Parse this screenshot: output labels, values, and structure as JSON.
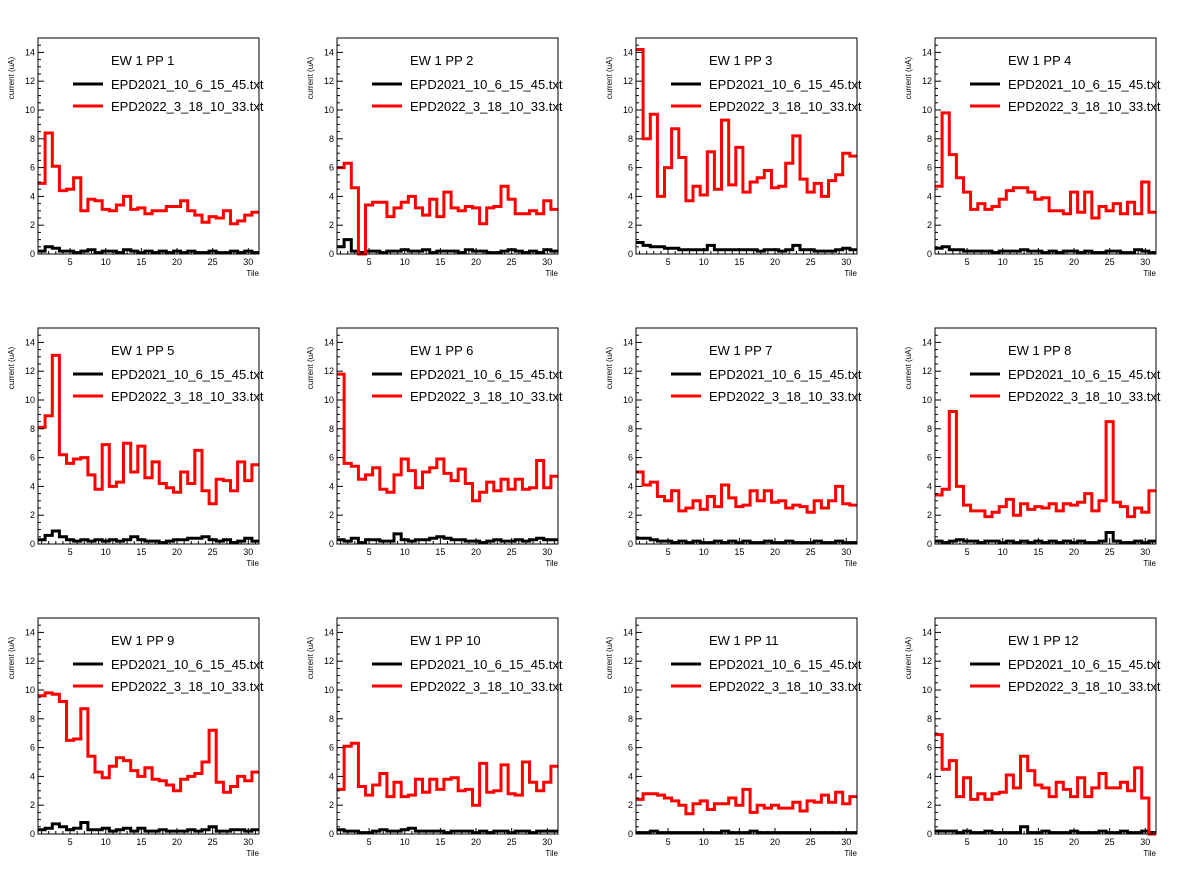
{
  "chart_data": {
    "type": "line",
    "style": "step-histogram",
    "grid": false,
    "layout": "3x4",
    "xlabel": "Tile",
    "ylabel": "current (uA)",
    "xlim": [
      0.5,
      31.5
    ],
    "ylim": [
      0,
      15
    ],
    "xticks": [
      5,
      10,
      15,
      20,
      25,
      30
    ],
    "yticks": [
      0,
      2,
      4,
      6,
      8,
      10,
      12,
      14
    ],
    "legend_position": "top-right",
    "colors": {
      "EPD2021_10_6_15_45.txt": "#000000",
      "EPD2022_3_18_10_33.txt": "#ff0000"
    },
    "panels": [
      {
        "title": "EW 1 PP 1",
        "series": [
          {
            "name": "EPD2021_10_6_15_45.txt",
            "values": [
              0.2,
              0.5,
              0.4,
              0.2,
              0.2,
              0.1,
              0.2,
              0.3,
              0.1,
              0.2,
              0.2,
              0.1,
              0.3,
              0.2,
              0.1,
              0.2,
              0.1,
              0.2,
              0.1,
              0.2,
              0.1,
              0.2,
              0.1,
              0.1,
              0.2,
              0.1,
              0.1,
              0.2,
              0.1,
              0.2,
              0.1
            ]
          },
          {
            "name": "EPD2022_3_18_10_33.txt",
            "values": [
              4.9,
              8.4,
              6.1,
              4.4,
              4.5,
              5.3,
              3.0,
              3.8,
              3.7,
              3.1,
              3.0,
              3.4,
              4.0,
              3.1,
              3.2,
              2.8,
              3.0,
              3.0,
              3.3,
              3.3,
              3.7,
              3.0,
              2.7,
              2.2,
              2.6,
              2.5,
              3.0,
              2.1,
              2.3,
              2.7,
              2.9
            ]
          }
        ]
      },
      {
        "title": "EW 1 PP 2",
        "series": [
          {
            "name": "EPD2021_10_6_15_45.txt",
            "values": [
              0.5,
              1.0,
              0.2,
              0.1,
              0.2,
              0.2,
              0.1,
              0.2,
              0.2,
              0.3,
              0.2,
              0.2,
              0.3,
              0.1,
              0.2,
              0.2,
              0.2,
              0.1,
              0.3,
              0.2,
              0.2,
              0.1,
              0.1,
              0.2,
              0.3,
              0.2,
              0.1,
              0.2,
              0.1,
              0.3,
              0.2
            ]
          },
          {
            "name": "EPD2022_3_18_10_33.txt",
            "values": [
              6.0,
              6.3,
              4.6,
              0.0,
              3.4,
              3.6,
              3.6,
              2.6,
              3.2,
              3.6,
              4.0,
              3.2,
              2.7,
              3.8,
              2.6,
              4.3,
              3.2,
              3.0,
              3.3,
              3.2,
              2.1,
              3.2,
              3.3,
              4.7,
              3.8,
              2.8,
              2.8,
              3.0,
              2.8,
              3.7,
              3.1
            ]
          }
        ]
      },
      {
        "title": "EW 1 PP 3",
        "series": [
          {
            "name": "EPD2021_10_6_15_45.txt",
            "values": [
              0.8,
              0.6,
              0.5,
              0.5,
              0.4,
              0.4,
              0.3,
              0.3,
              0.3,
              0.3,
              0.6,
              0.3,
              0.3,
              0.3,
              0.3,
              0.3,
              0.3,
              0.2,
              0.3,
              0.3,
              0.2,
              0.3,
              0.6,
              0.3,
              0.3,
              0.2,
              0.2,
              0.2,
              0.3,
              0.4,
              0.3
            ]
          },
          {
            "name": "EPD2022_3_18_10_33.txt",
            "values": [
              14.2,
              8.0,
              9.7,
              4.0,
              6.0,
              8.7,
              6.7,
              3.7,
              4.7,
              4.1,
              7.1,
              4.5,
              9.3,
              4.8,
              7.4,
              4.3,
              5.0,
              5.3,
              5.8,
              4.6,
              4.7,
              6.3,
              8.2,
              5.2,
              4.3,
              4.9,
              4.0,
              5.1,
              5.5,
              7.0,
              6.8
            ]
          }
        ]
      },
      {
        "title": "EW 1 PP 4",
        "series": [
          {
            "name": "EPD2021_10_6_15_45.txt",
            "values": [
              0.4,
              0.5,
              0.3,
              0.3,
              0.2,
              0.2,
              0.2,
              0.2,
              0.1,
              0.2,
              0.2,
              0.2,
              0.3,
              0.2,
              0.2,
              0.1,
              0.2,
              0.1,
              0.2,
              0.2,
              0.1,
              0.2,
              0.1,
              0.1,
              0.2,
              0.2,
              0.1,
              0.1,
              0.3,
              0.2,
              0.1
            ]
          },
          {
            "name": "EPD2022_3_18_10_33.txt",
            "values": [
              4.7,
              9.8,
              6.9,
              5.3,
              4.3,
              3.1,
              3.5,
              3.1,
              3.3,
              3.8,
              4.4,
              4.6,
              4.6,
              4.3,
              3.8,
              3.9,
              3.0,
              3.0,
              2.8,
              4.3,
              2.9,
              4.3,
              2.5,
              3.3,
              3.0,
              3.5,
              2.8,
              3.6,
              2.8,
              5.0,
              2.9
            ]
          }
        ]
      },
      {
        "title": "EW 1 PP 5",
        "series": [
          {
            "name": "EPD2021_10_6_15_45.txt",
            "values": [
              0.3,
              0.6,
              0.9,
              0.5,
              0.3,
              0.2,
              0.3,
              0.2,
              0.3,
              0.2,
              0.3,
              0.2,
              0.3,
              0.5,
              0.3,
              0.2,
              0.2,
              0.1,
              0.2,
              0.3,
              0.3,
              0.4,
              0.4,
              0.5,
              0.3,
              0.2,
              0.3,
              0.1,
              0.2,
              0.4,
              0.2
            ]
          },
          {
            "name": "EPD2022_3_18_10_33.txt",
            "values": [
              8.1,
              8.9,
              13.1,
              6.2,
              5.6,
              5.9,
              6.0,
              4.8,
              3.8,
              6.9,
              4.0,
              4.3,
              7.0,
              5.0,
              6.8,
              4.6,
              5.7,
              4.2,
              3.9,
              3.6,
              5.0,
              4.2,
              6.5,
              3.7,
              2.8,
              4.5,
              4.4,
              3.7,
              5.7,
              4.4,
              5.5
            ]
          }
        ]
      },
      {
        "title": "EW 1 PP 6",
        "series": [
          {
            "name": "EPD2021_10_6_15_45.txt",
            "values": [
              0.3,
              0.2,
              0.4,
              0.1,
              0.3,
              0.3,
              0.2,
              0.2,
              0.7,
              0.3,
              0.2,
              0.3,
              0.3,
              0.4,
              0.5,
              0.4,
              0.3,
              0.3,
              0.2,
              0.2,
              0.1,
              0.2,
              0.3,
              0.2,
              0.2,
              0.3,
              0.2,
              0.3,
              0.4,
              0.3,
              0.3
            ]
          },
          {
            "name": "EPD2022_3_18_10_33.txt",
            "values": [
              11.8,
              5.6,
              5.4,
              4.5,
              4.8,
              5.3,
              3.8,
              3.6,
              4.8,
              5.9,
              5.1,
              3.9,
              5.0,
              5.3,
              5.9,
              4.9,
              4.4,
              5.2,
              4.2,
              3.0,
              3.6,
              4.3,
              3.7,
              4.5,
              3.8,
              4.5,
              3.8,
              3.9,
              5.8,
              3.9,
              4.7
            ]
          }
        ]
      },
      {
        "title": "EW 1 PP 7",
        "series": [
          {
            "name": "EPD2021_10_6_15_45.txt",
            "values": [
              0.4,
              0.4,
              0.3,
              0.2,
              0.2,
              0.1,
              0.2,
              0.1,
              0.2,
              0.1,
              0.1,
              0.2,
              0.1,
              0.2,
              0.1,
              0.2,
              0.1,
              0.1,
              0.2,
              0.1,
              0.1,
              0.2,
              0.1,
              0.1,
              0.1,
              0.2,
              0.1,
              0.1,
              0.2,
              0.1,
              0.1
            ]
          },
          {
            "name": "EPD2022_3_18_10_33.txt",
            "values": [
              5.0,
              4.1,
              4.3,
              3.3,
              3.0,
              3.7,
              2.3,
              2.5,
              3.0,
              2.4,
              3.3,
              2.6,
              4.1,
              3.2,
              2.6,
              2.7,
              3.7,
              3.0,
              3.7,
              2.9,
              3.0,
              2.5,
              2.7,
              2.6,
              2.2,
              3.0,
              2.5,
              3.0,
              4.0,
              2.8,
              2.7
            ]
          }
        ]
      },
      {
        "title": "EW 1 PP 8",
        "series": [
          {
            "name": "EPD2021_10_6_15_45.txt",
            "values": [
              0.2,
              0.1,
              0.2,
              0.3,
              0.2,
              0.2,
              0.1,
              0.2,
              0.2,
              0.1,
              0.2,
              0.1,
              0.2,
              0.1,
              0.2,
              0.1,
              0.2,
              0.1,
              0.2,
              0.1,
              0.2,
              0.1,
              0.1,
              0.2,
              0.8,
              0.2,
              0.1,
              0.1,
              0.2,
              0.1,
              0.2
            ]
          },
          {
            "name": "EPD2022_3_18_10_33.txt",
            "values": [
              3.4,
              3.8,
              9.2,
              4.0,
              2.7,
              2.3,
              2.3,
              1.9,
              2.2,
              2.6,
              3.1,
              2.0,
              2.8,
              2.4,
              2.6,
              2.5,
              2.8,
              2.3,
              2.8,
              2.7,
              2.9,
              3.5,
              2.3,
              3.0,
              8.5,
              2.9,
              2.6,
              1.9,
              2.5,
              2.2,
              3.7
            ]
          }
        ]
      },
      {
        "title": "EW 1 PP 9",
        "series": [
          {
            "name": "EPD2021_10_6_15_45.txt",
            "values": [
              0.3,
              0.4,
              0.7,
              0.5,
              0.3,
              0.4,
              0.8,
              0.3,
              0.3,
              0.4,
              0.2,
              0.3,
              0.4,
              0.2,
              0.4,
              0.2,
              0.2,
              0.3,
              0.2,
              0.2,
              0.2,
              0.3,
              0.2,
              0.3,
              0.5,
              0.2,
              0.2,
              0.3,
              0.3,
              0.2,
              0.3
            ]
          },
          {
            "name": "EPD2022_3_18_10_33.txt",
            "values": [
              9.6,
              9.8,
              9.7,
              9.2,
              6.5,
              6.6,
              8.7,
              5.4,
              4.3,
              3.9,
              4.7,
              5.3,
              5.1,
              4.4,
              4.0,
              4.6,
              3.8,
              3.7,
              3.4,
              3.0,
              3.8,
              4.0,
              4.2,
              5.0,
              7.2,
              3.6,
              2.9,
              3.3,
              4.0,
              3.7,
              4.3
            ]
          }
        ]
      },
      {
        "title": "EW 1 PP 10",
        "series": [
          {
            "name": "EPD2021_10_6_15_45.txt",
            "values": [
              0.3,
              0.2,
              0.2,
              0.1,
              0.1,
              0.2,
              0.3,
              0.2,
              0.2,
              0.3,
              0.4,
              0.2,
              0.2,
              0.2,
              0.2,
              0.1,
              0.2,
              0.2,
              0.2,
              0.1,
              0.2,
              0.1,
              0.2,
              0.2,
              0.1,
              0.2,
              0.2,
              0.1,
              0.2,
              0.2,
              0.2
            ]
          },
          {
            "name": "EPD2022_3_18_10_33.txt",
            "values": [
              3.1,
              6.1,
              6.3,
              3.3,
              2.7,
              3.4,
              4.2,
              2.6,
              3.6,
              2.6,
              2.7,
              3.8,
              2.9,
              3.8,
              3.1,
              3.8,
              3.9,
              3.0,
              3.1,
              2.0,
              4.9,
              2.9,
              3.0,
              4.8,
              2.8,
              2.7,
              5.0,
              3.6,
              3.0,
              3.6,
              4.7
            ]
          }
        ]
      },
      {
        "title": "EW 1 PP 11",
        "series": [
          {
            "name": "EPD2021_10_6_15_45.txt",
            "values": [
              0.1,
              0.1,
              0.2,
              0.1,
              0.1,
              0.1,
              0.1,
              0.1,
              0.1,
              0.1,
              0.1,
              0.1,
              0.2,
              0.1,
              0.1,
              0.1,
              0.2,
              0.1,
              0.1,
              0.1,
              0.1,
              0.1,
              0.1,
              0.1,
              0.1,
              0.1,
              0.1,
              0.1,
              0.1,
              0.1,
              0.1
            ]
          },
          {
            "name": "EPD2022_3_18_10_33.txt",
            "values": [
              2.4,
              2.8,
              2.8,
              2.7,
              2.5,
              2.3,
              2.0,
              1.4,
              2.1,
              2.3,
              1.7,
              2.1,
              2.1,
              2.5,
              2.0,
              3.1,
              1.5,
              2.0,
              1.8,
              2.0,
              1.8,
              1.8,
              2.2,
              1.6,
              2.3,
              2.2,
              2.7,
              2.2,
              2.9,
              2.1,
              2.6
            ]
          }
        ]
      },
      {
        "title": "EW 1 PP 12",
        "series": [
          {
            "name": "EPD2021_10_6_15_45.txt",
            "values": [
              0.2,
              0.2,
              0.2,
              0.1,
              0.2,
              0.1,
              0.1,
              0.2,
              0.1,
              0.1,
              0.1,
              0.1,
              0.5,
              0.1,
              0.1,
              0.2,
              0.1,
              0.1,
              0.1,
              0.2,
              0.1,
              0.1,
              0.1,
              0.2,
              0.1,
              0.1,
              0.2,
              0.1,
              0.1,
              0.2,
              0.1
            ]
          },
          {
            "name": "EPD2022_3_18_10_33.txt",
            "values": [
              6.9,
              4.5,
              5.1,
              2.6,
              3.9,
              2.4,
              2.8,
              2.4,
              2.8,
              2.9,
              4.1,
              3.2,
              5.4,
              4.4,
              3.4,
              3.2,
              2.6,
              3.6,
              3.1,
              2.6,
              3.9,
              2.6,
              3.2,
              4.2,
              3.2,
              3.2,
              3.6,
              3.0,
              4.6,
              2.5,
              0.0
            ]
          }
        ]
      }
    ]
  }
}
※
**Task to carry out:** From the data above, pick out each line containing "title" and copy it.

**Response:**
        "title": "EW 1 PP 1",
        "title": "EW 1 PP 2",
        "title": "EW 1 PP 3",
        "title": "EW 1 PP 4",
        "title": "EW 1 PP 5",
        "title": "EW 1 PP 6",
        "title": "EW 1 PP 7",
        "title": "EW 1 PP 8",
        "title": "EW 1 PP 9",
        "title": "EW 1 PP 10",
        "title": "EW 1 PP 11",
        "title": "EW 1 PP 12",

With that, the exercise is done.